Determine how many lines in the records below contain the string "this", matching case exactly. Reply with the number alone.

◇ ◇ ◇

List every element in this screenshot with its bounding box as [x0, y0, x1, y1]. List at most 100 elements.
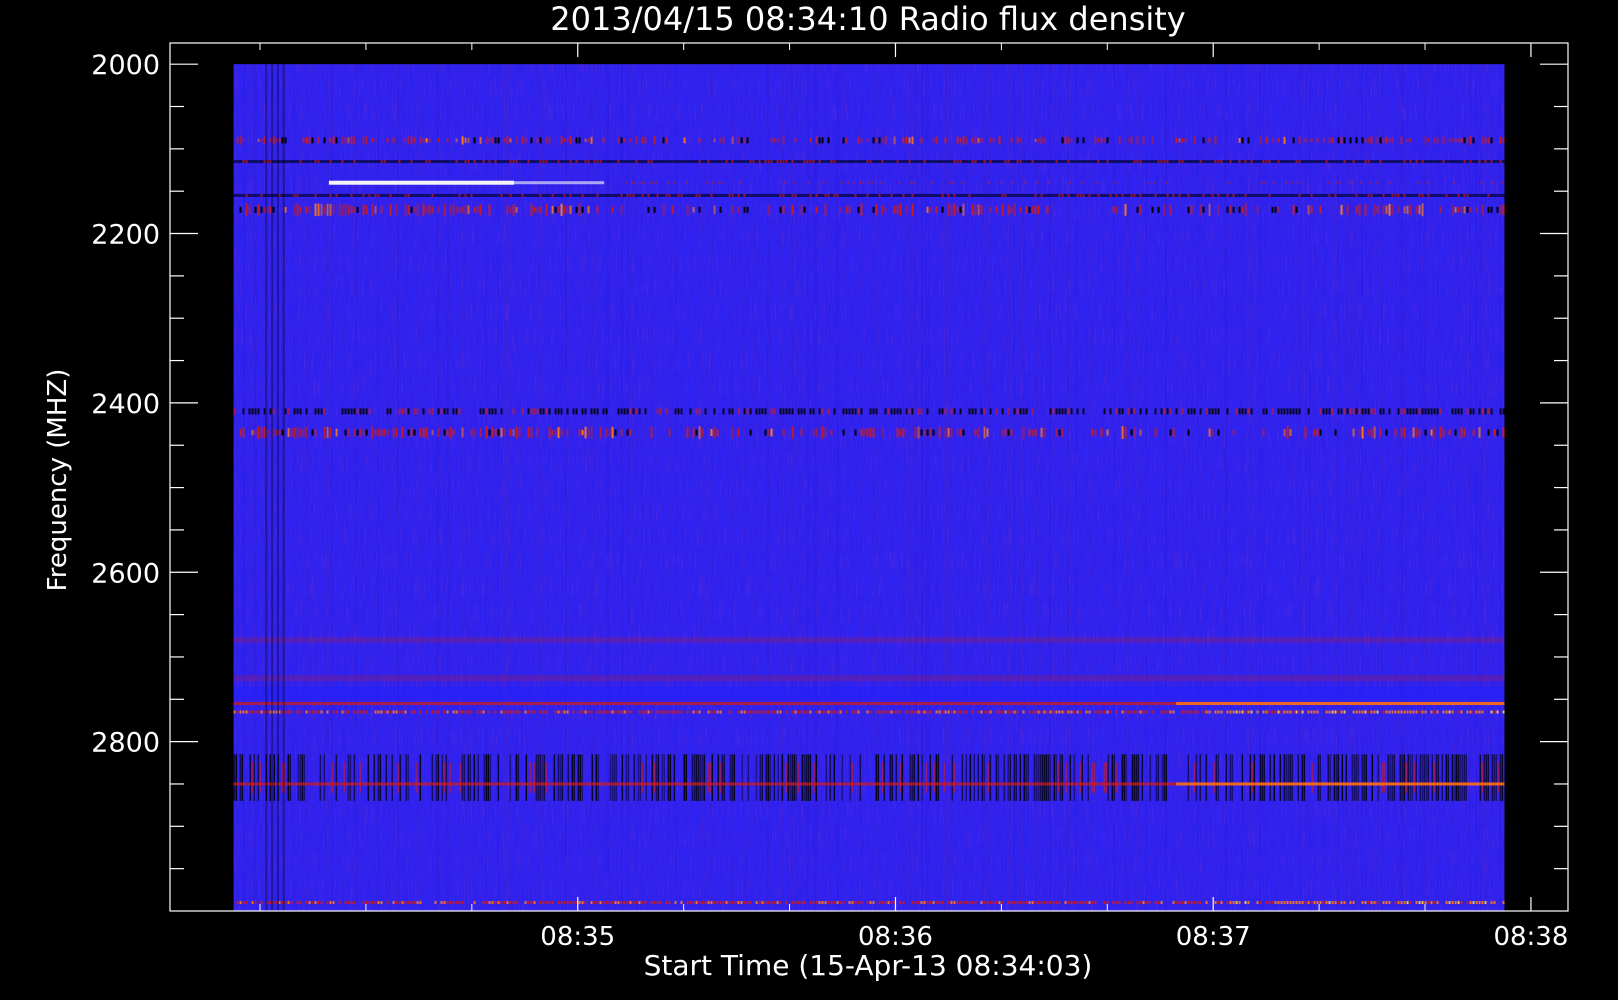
band-pixel: [1151, 206, 1154, 213]
band-pixel: [737, 901, 740, 905]
band-pixel: [689, 408, 692, 415]
band-pixel: [284, 408, 287, 415]
band-pixel: [566, 710, 569, 714]
band-pixel: [650, 160, 653, 164]
stripe: [935, 754, 938, 801]
band-pixel: [245, 901, 248, 905]
band-pixel: [1355, 408, 1358, 415]
band-pixel: [1403, 710, 1406, 714]
stripe: [597, 754, 600, 801]
band-pixel: [713, 408, 716, 415]
band-pixel: [1484, 137, 1487, 144]
band-pixel: [698, 206, 701, 213]
band-pixel: [1124, 203, 1127, 216]
band-pixel: [1067, 408, 1070, 415]
band-pixel: [551, 205, 554, 214]
band-pixel: [869, 408, 872, 415]
band-pixel: [1442, 428, 1445, 437]
band-pixel: [446, 428, 449, 437]
stripe: [695, 754, 698, 801]
band-pixel: [1154, 428, 1157, 437]
band-pixel: [842, 901, 845, 905]
band-pixel: [932, 137, 935, 144]
band-pixel: [398, 160, 401, 164]
band-pixel: [644, 710, 647, 714]
stripe: [1149, 754, 1152, 801]
band-pixel: [1019, 138, 1022, 143]
band-pixel: [1073, 901, 1076, 905]
stripe: [257, 754, 260, 801]
band-pixel: [1361, 408, 1364, 415]
band-pixel: [311, 710, 314, 714]
stripe: [1027, 754, 1030, 801]
band-pixel: [263, 207, 266, 213]
band-pixel: [1373, 408, 1376, 415]
band-pixel: [776, 710, 779, 714]
band-pixel: [1172, 710, 1175, 714]
band-pixel: [497, 901, 500, 905]
band-pixel: [509, 138, 512, 143]
band-pixel: [1130, 710, 1133, 714]
band-pixel: [1280, 408, 1283, 415]
band-pixel: [1298, 710, 1301, 714]
band-pixel: [698, 193, 701, 197]
band-pixel: [1088, 901, 1091, 905]
stripe: [997, 754, 1000, 801]
band-pixel: [902, 193, 905, 197]
band-pixel: [1445, 193, 1448, 197]
band-pixel: [803, 408, 806, 415]
stripe: [1445, 754, 1448, 801]
stripe: [1111, 754, 1114, 801]
band-pixel: [1487, 137, 1490, 144]
band-pixel: [1178, 138, 1181, 143]
band-pixel: [509, 207, 512, 213]
band-pixel: [1454, 207, 1457, 213]
band-pixel: [1334, 710, 1337, 714]
band-pixel: [626, 193, 629, 197]
band-pixel: [1463, 137, 1466, 144]
band-pixel: [1190, 408, 1193, 415]
stripe: [557, 754, 560, 801]
band-pixel: [989, 901, 992, 905]
band-pixel: [515, 901, 518, 905]
stripe: [239, 754, 242, 801]
band-pixel: [296, 203, 299, 216]
band-pixel: [962, 429, 965, 436]
band-pixel: [446, 901, 449, 905]
band-pixel: [554, 206, 557, 213]
band-pixel: [902, 427, 905, 438]
band-pixel: [1100, 710, 1103, 714]
band-pixel: [371, 138, 374, 143]
band-pixel: [1034, 205, 1037, 215]
band-pixel: [641, 193, 644, 197]
band-pixel: [767, 901, 770, 905]
band-pixel: [1481, 710, 1484, 714]
stripe: [1451, 754, 1454, 801]
band-pixel: [242, 901, 245, 905]
band-pixel: [1394, 710, 1397, 714]
band-pixel: [980, 138, 983, 143]
band-pixel: [1133, 710, 1136, 714]
band-pixel: [956, 429, 959, 436]
band-pixel: [1382, 193, 1385, 197]
band-pixel: [1217, 408, 1220, 415]
band-pixel: [842, 408, 845, 415]
stripe: [1253, 754, 1256, 801]
band-pixel: [332, 710, 335, 714]
band-pixel: [1390, 181, 1393, 184]
band-pixel: [1457, 138, 1460, 142]
band-pixel: [1013, 408, 1016, 415]
band-pixel: [773, 408, 776, 415]
band-pixel: [374, 138, 377, 142]
band-pixel: [1004, 160, 1007, 164]
band-pixel: [857, 408, 860, 415]
band-pixel: [464, 193, 467, 197]
band-pixel: [461, 901, 464, 905]
band-pixel: [500, 427, 503, 438]
band-pixel: [910, 181, 913, 184]
band-pixel: [859, 181, 862, 184]
stripe: [1455, 754, 1458, 801]
band-pixel: [413, 206, 416, 213]
band-pixel: [1418, 408, 1421, 415]
band-pixel: [905, 710, 908, 714]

◇ ◇ ◇

* Complete response
1